Figure contents as structured data
-.-.-

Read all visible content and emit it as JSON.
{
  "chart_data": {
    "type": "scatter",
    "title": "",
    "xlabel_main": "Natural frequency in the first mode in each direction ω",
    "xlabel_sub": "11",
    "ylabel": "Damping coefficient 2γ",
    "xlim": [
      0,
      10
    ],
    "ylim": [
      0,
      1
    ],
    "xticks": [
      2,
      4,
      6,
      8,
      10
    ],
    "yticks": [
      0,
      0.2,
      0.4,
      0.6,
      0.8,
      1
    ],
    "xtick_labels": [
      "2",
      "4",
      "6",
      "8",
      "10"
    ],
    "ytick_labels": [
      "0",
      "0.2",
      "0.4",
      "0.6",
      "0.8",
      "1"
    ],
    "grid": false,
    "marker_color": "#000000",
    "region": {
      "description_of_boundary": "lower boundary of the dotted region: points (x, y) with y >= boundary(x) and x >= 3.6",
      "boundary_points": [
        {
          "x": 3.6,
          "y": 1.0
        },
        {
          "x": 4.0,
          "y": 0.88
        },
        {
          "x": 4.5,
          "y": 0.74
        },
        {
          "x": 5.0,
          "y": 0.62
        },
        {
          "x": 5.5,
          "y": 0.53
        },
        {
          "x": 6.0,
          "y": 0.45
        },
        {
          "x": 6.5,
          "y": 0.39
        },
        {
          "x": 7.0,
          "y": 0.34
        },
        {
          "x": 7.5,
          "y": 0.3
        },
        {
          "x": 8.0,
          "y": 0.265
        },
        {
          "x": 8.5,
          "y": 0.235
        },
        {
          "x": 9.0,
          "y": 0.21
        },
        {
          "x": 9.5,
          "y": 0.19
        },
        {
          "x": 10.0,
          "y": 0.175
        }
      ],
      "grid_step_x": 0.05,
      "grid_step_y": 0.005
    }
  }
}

-.-.-

| EXERCISE GOAL |
Gather all lines where the word "region" appears.

| FINAL RESULT |
    "region": {
      "description_of_boundary": "lower boundary of the dotted region: points (x, y) with y >= boundary(x) and x >= 3.6",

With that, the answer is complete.